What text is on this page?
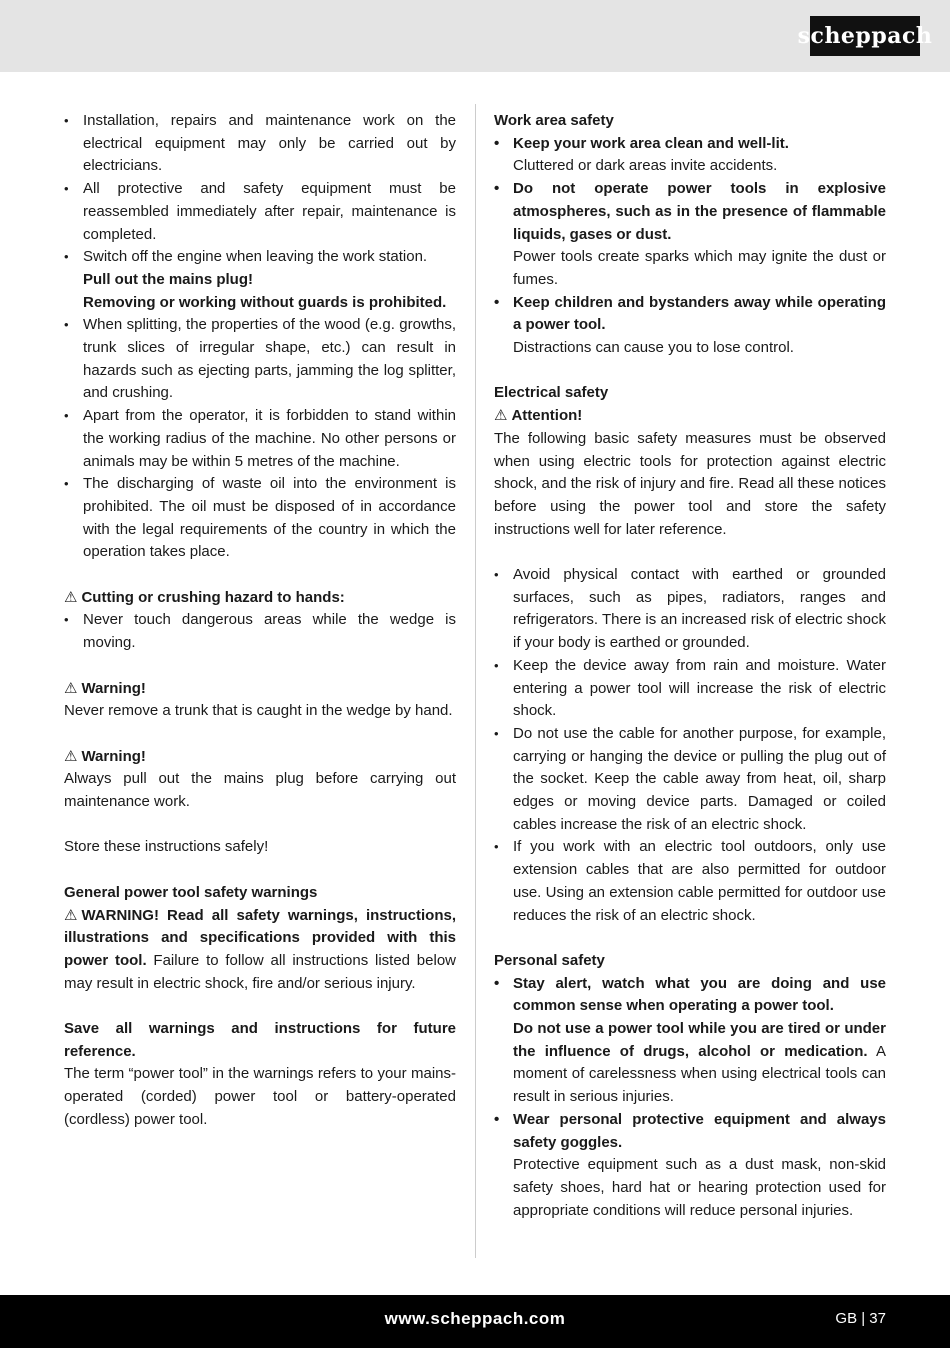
scheppach
• Installation, repairs and maintenance work on the electrical equipment may only be carried out by electricians.
• All protective and safety equipment must be reassembled immediately after repair, maintenance is completed.
• Switch off the engine when leaving the work station.
Pull out the mains plug!
Removing or working without guards is prohibited.
• When splitting, the properties of the wood (e.g. growths, trunk slices of irregular shape, etc.) can result in hazards such as ejecting parts, jamming the log splitter, and crushing.
• Apart from the operator, it is forbidden to stand within the working radius of the machine. No other persons or animals may be within 5 metres of the machine.
• The discharging of waste oil into the environment is prohibited. The oil must be disposed of in accordance with the legal requirements of the country in which the operation takes place.

⚠ Cutting or crushing hazard to hands:

• Never touch dangerous areas while the wedge is moving.

⚠ Warning!

Never remove a trunk that is caught in the wedge by hand.

⚠ Warning!

Always pull out the mains plug before carrying out maintenance work.

Store these instructions safely!

General power tool safety warnings

⚠ WARNING! Read all safety warnings, instructions, illustrations and specifications provided with this power tool. Failure to follow all instructions listed below may result in electric shock, fire and/or serious injury.

Save all warnings and instructions for future reference.

The term “power tool” in the warnings refers to your mains-operated (corded) power tool or battery-operated (cordless) power tool.

Work area safety

• Keep your work area clean and well-lit.
Cluttered or dark areas invite accidents.
• Do not operate power tools in explosive atmospheres, such as in the presence of flammable liquids, gases or dust.
Power tools create sparks which may ignite the dust or fumes.
• Keep children and bystanders away while operating a power tool.
Distractions can cause you to lose control.

Electrical safety

⚠ Attention!

The following basic safety measures must be observed when using electric tools for protection against electric shock, and the risk of injury and fire. Read all these notices before using the power tool and store the safety instructions well for later reference.

• Avoid physical contact with earthed or grounded surfaces, such as pipes, radiators, ranges and refrigerators. There is an increased risk of electric shock if your body is earthed or grounded.
• Keep the device away from rain and moisture. Water entering a power tool will increase the risk of electric shock.
• Do not use the cable for another purpose, for example, carrying or hanging the device or pulling the plug out of the socket. Keep the cable away from heat, oil, sharp edges or moving device parts. Damaged or coiled cables increase the risk of an electric shock.
• If you work with an electric tool outdoors, only use extension cables that are also permitted for outdoor use. Using an extension cable permitted for outdoor use reduces the risk of an electric shock.

Personal safety

• Stay alert, watch what you are doing and use common sense when operating a power tool.
Do not use a power tool while you are tired or under the influence of drugs, alcohol or medication. A moment of carelessness when using electrical tools can result in serious injuries.
• Wear personal protective equipment and always safety goggles.
Protective equipment such as a dust mask, non-skid safety shoes, hard hat or hearing protection used for appropriate conditions will reduce personal injuries.
www.scheppach.com	GB | 37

##############################

■ Aim of the task
Without the pictures, print the records in full, exactly as they appear.

■ Result of the exercise
What text is on this page?
scheppach
• Installation, repairs and maintenance work on the electrical equipment may only be carried out by electricians.
• All protective and safety equipment must be reassembled immediately after repair, maintenance is completed.
• Switch off the engine when leaving the work station.
Pull out the mains plug!
Removing or working without guards is prohibited.
• When splitting, the properties of the wood (e.g. growths, trunk slices of irregular shape, etc.) can result in hazards such as ejecting parts, jamming the log splitter, and crushing.
• Apart from the operator, it is forbidden to stand within the working radius of the machine. No other persons or animals may be within 5 metres of the machine.
• The discharging of waste oil into the environment is prohibited. The oil must be disposed of in accordance with the legal requirements of the country in which the operation takes place.

⚠ Cutting or crushing hazard to hands:

• Never touch dangerous areas while the wedge is moving.

⚠ Warning!

Never remove a trunk that is caught in the wedge by hand.

⚠ Warning!

Always pull out the mains plug before carrying out maintenance work.

Store these instructions safely!

General power tool safety warnings

⚠ WARNING! Read all safety warnings, instructions, illustrations and specifications provided with this power tool. Failure to follow all instructions listed below may result in electric shock, fire and/or serious injury.

Save all warnings and instructions for future reference.

The term “power tool” in the warnings refers to your mains-operated (corded) power tool or battery-operated (cordless) power tool.

Work area safety

• Keep your work area clean and well-lit.
Cluttered or dark areas invite accidents.
• Do not operate power tools in explosive atmospheres, such as in the presence of flammable liquids, gases or dust.
Power tools create sparks which may ignite the dust or fumes.
• Keep children and bystanders away while operating a power tool.
Distractions can cause you to lose control.

Electrical safety

⚠ Attention!

The following basic safety measures must be observed when using electric tools for protection against electric shock, and the risk of injury and fire. Read all these notices before using the power tool and store the safety instructions well for later reference.

• Avoid physical contact with earthed or grounded surfaces, such as pipes, radiators, ranges and refrigerators. There is an increased risk of electric shock if your body is earthed or grounded.
• Keep the device away from rain and moisture. Water entering a power tool will increase the risk of electric shock.
• Do not use the cable for another purpose, for example, carrying or hanging the device or pulling the plug out of the socket. Keep the cable away from heat, oil, sharp edges or moving device parts. Damaged or coiled cables increase the risk of an electric shock.
• If you work with an electric tool outdoors, only use extension cables that are also permitted for outdoor use. Using an extension cable permitted for outdoor use reduces the risk of an electric shock.

Personal safety

• Stay alert, watch what you are doing and use common sense when operating a power tool.
Do not use a power tool while you are tired or under the influence of drugs, alcohol or medication. A moment of carelessness when using electrical tools can result in serious injuries.
• Wear personal protective equipment and always safety goggles.
Protective equipment such as a dust mask, non-skid safety shoes, hard hat or hearing protection used for appropriate conditions will reduce personal injuries.
www.scheppach.com	GB | 37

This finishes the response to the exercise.